Data excerpts:
◇ ◇ ◇ ◇

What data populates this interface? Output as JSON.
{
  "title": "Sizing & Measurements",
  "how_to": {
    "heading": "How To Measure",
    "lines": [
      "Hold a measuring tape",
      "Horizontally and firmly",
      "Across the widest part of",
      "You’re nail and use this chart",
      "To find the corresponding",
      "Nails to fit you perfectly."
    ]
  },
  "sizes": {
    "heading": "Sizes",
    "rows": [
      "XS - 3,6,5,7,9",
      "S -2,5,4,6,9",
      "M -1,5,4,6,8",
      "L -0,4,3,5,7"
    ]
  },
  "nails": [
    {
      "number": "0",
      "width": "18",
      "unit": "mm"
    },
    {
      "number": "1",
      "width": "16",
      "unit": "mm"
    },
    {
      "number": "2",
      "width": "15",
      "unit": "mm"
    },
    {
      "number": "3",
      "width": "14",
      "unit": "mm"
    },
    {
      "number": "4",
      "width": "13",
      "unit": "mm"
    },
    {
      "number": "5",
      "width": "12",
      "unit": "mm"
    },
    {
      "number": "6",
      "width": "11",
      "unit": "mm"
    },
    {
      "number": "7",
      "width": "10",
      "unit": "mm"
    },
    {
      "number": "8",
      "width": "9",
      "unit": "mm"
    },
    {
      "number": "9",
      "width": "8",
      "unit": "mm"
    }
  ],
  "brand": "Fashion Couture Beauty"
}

◇ ◇ ◇ ◇

Copy out each line of the data where the string "this" appears.

What data populates this interface? Output as JSON.
      "You’re nail and use this chart",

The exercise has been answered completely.